# start of DATA RECORDS

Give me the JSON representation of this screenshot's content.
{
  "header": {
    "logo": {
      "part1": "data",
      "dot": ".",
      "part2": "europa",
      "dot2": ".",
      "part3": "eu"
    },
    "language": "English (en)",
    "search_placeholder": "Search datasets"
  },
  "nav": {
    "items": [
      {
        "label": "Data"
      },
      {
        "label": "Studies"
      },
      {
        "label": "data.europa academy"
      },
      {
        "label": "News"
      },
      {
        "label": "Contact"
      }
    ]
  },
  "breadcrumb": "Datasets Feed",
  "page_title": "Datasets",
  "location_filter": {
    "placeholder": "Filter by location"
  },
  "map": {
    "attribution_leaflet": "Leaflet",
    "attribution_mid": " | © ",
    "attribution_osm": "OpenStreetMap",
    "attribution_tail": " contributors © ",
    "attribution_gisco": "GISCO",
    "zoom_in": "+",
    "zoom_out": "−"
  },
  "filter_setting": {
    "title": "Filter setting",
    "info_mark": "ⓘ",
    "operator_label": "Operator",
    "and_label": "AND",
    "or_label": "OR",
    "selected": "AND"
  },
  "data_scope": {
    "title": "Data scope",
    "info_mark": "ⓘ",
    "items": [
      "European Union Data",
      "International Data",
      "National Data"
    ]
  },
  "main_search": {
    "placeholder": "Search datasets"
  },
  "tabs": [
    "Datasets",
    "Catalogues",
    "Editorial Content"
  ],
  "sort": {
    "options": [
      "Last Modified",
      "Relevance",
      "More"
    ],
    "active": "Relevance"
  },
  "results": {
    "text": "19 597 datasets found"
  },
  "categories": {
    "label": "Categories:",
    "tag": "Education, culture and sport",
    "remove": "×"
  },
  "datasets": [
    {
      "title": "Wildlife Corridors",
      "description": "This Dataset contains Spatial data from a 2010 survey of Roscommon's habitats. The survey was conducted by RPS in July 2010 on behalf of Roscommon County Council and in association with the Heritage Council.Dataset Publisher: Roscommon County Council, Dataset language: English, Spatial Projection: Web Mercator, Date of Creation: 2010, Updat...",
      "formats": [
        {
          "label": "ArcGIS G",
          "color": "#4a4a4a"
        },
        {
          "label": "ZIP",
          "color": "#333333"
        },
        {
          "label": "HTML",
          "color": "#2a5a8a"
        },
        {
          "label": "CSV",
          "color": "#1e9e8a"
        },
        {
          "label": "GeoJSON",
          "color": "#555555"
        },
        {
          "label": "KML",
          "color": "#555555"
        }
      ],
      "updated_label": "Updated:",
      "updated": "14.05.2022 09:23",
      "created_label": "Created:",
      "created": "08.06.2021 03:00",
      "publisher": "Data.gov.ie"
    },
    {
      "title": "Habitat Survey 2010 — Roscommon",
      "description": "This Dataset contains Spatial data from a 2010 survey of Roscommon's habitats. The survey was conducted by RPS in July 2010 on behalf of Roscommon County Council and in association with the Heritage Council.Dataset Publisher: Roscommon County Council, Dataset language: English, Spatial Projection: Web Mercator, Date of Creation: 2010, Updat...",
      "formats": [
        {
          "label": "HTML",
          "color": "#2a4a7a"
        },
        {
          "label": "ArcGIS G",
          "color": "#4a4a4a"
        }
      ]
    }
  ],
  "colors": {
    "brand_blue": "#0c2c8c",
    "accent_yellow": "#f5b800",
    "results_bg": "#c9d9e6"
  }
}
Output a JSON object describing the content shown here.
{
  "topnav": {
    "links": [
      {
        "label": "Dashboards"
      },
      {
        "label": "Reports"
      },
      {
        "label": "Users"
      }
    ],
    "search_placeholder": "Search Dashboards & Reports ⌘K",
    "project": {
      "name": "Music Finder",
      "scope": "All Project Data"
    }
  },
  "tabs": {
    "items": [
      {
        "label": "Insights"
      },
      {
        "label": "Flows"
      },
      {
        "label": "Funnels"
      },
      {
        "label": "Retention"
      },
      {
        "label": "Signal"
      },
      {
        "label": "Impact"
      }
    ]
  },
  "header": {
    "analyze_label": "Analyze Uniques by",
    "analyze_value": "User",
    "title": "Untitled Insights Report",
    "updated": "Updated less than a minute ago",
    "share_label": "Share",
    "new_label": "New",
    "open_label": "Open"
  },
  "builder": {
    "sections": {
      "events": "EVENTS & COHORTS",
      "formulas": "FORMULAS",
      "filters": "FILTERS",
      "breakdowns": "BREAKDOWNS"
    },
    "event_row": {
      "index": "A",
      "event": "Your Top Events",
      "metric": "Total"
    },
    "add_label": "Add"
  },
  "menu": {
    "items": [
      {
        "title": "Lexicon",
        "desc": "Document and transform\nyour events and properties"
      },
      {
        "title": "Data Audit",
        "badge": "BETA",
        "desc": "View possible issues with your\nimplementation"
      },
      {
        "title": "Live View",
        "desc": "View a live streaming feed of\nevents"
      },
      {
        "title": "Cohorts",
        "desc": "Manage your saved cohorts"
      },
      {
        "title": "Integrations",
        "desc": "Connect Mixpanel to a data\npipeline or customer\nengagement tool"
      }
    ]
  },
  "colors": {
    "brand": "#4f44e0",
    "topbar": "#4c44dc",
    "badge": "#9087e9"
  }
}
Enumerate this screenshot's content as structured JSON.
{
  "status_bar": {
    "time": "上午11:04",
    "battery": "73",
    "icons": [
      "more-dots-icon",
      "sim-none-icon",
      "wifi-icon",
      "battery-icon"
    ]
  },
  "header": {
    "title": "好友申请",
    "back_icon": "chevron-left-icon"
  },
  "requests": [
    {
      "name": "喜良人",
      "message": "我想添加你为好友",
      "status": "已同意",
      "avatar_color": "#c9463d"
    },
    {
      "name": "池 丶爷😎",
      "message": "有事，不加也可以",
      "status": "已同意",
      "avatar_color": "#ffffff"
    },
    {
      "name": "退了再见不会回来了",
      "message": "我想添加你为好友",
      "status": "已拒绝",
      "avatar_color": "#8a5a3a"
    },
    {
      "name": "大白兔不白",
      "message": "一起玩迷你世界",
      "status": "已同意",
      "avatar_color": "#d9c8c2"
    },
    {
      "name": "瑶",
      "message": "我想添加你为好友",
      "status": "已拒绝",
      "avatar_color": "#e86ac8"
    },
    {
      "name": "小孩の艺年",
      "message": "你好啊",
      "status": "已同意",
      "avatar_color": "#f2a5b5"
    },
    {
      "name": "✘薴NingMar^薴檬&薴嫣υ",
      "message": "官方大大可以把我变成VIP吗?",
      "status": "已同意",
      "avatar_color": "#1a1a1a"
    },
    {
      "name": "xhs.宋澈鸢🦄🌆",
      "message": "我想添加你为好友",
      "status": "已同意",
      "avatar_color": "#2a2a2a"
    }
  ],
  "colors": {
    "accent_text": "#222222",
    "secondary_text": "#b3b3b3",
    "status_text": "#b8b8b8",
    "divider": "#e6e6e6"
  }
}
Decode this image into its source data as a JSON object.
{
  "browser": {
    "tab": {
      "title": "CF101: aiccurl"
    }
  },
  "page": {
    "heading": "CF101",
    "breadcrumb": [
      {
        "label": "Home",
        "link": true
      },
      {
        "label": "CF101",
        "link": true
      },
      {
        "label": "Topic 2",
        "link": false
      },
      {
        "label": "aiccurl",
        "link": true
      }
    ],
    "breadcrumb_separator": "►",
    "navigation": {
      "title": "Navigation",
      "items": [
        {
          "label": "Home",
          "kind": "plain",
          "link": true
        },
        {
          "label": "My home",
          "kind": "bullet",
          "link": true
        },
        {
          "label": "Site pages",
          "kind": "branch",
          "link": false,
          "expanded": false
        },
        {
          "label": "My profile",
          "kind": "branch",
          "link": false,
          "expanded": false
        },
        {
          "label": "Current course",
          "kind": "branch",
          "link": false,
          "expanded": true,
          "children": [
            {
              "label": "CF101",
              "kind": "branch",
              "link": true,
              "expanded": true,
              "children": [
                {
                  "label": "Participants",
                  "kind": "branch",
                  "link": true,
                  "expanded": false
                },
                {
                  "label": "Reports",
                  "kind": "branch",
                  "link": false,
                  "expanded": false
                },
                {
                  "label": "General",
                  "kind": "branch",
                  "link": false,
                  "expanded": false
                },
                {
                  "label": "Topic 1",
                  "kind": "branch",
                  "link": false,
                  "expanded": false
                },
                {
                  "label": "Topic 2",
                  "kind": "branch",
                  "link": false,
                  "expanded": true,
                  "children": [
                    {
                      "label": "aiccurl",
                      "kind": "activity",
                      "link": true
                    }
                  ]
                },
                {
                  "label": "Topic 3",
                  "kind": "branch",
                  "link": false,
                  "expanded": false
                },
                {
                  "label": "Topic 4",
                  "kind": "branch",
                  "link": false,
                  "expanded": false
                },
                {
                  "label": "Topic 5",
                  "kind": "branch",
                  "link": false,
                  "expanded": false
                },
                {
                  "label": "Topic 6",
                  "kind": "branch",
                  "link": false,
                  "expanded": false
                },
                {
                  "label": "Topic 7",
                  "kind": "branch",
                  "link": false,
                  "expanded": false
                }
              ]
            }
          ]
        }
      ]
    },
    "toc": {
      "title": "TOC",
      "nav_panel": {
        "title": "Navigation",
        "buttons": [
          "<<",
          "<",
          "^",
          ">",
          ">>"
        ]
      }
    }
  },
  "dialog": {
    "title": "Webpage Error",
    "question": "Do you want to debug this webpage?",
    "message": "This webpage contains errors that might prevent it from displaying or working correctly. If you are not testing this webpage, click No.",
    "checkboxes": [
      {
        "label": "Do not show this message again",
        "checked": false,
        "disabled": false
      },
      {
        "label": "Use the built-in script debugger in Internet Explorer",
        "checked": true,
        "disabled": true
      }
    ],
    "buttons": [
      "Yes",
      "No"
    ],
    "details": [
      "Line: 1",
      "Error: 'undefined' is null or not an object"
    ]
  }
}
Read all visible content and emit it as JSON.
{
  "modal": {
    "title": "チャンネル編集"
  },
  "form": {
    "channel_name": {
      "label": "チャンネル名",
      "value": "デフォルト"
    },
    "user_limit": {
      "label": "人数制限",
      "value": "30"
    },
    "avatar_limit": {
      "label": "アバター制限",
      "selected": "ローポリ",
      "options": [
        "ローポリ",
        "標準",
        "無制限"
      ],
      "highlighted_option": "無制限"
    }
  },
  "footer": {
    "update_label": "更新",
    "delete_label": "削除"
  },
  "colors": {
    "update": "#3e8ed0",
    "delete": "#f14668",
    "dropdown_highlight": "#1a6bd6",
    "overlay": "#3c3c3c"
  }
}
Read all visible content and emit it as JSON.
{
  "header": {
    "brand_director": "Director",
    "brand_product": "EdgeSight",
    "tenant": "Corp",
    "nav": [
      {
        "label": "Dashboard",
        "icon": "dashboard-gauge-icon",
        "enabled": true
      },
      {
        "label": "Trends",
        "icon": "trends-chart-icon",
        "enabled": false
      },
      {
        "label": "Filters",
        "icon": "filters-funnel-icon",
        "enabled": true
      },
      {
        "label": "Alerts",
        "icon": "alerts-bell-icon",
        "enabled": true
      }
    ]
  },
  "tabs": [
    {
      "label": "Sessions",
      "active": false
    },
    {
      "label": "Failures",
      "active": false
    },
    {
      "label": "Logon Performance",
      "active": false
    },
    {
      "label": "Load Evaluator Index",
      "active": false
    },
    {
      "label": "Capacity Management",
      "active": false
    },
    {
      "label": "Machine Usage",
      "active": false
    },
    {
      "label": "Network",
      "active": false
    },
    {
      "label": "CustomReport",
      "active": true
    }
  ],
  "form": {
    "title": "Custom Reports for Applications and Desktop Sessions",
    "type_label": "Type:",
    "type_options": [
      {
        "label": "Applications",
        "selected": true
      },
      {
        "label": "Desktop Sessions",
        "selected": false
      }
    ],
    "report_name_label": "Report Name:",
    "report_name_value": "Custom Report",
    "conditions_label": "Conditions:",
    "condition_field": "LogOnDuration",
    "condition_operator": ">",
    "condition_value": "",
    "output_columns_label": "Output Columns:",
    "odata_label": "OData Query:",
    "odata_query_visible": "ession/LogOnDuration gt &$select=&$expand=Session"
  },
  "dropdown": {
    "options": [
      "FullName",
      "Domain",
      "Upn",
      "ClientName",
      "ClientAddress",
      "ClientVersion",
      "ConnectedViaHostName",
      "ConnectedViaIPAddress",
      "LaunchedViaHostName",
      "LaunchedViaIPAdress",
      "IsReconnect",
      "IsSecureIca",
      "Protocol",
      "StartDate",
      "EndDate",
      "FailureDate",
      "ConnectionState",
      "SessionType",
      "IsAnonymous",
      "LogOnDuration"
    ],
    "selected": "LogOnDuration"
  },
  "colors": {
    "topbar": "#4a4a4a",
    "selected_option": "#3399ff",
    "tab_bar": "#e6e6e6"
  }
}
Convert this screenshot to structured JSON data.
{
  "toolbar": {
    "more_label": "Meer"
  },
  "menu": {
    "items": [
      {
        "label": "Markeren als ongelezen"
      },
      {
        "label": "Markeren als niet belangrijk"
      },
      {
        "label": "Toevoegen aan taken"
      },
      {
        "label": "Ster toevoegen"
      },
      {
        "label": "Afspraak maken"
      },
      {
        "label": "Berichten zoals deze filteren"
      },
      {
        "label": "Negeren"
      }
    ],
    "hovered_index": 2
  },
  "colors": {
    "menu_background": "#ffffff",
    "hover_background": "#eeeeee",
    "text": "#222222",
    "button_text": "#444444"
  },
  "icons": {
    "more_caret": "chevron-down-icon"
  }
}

# end of DATA RECORDS

= TO DO =
Find the lines above that contain the word "object" and collect them.

= SOLUTION FOR THIS TASK =
Output a JSON object describing the content shown here.
Decode this image into its source data as a JSON object.
      "Error: 'undefined' is null or not an object"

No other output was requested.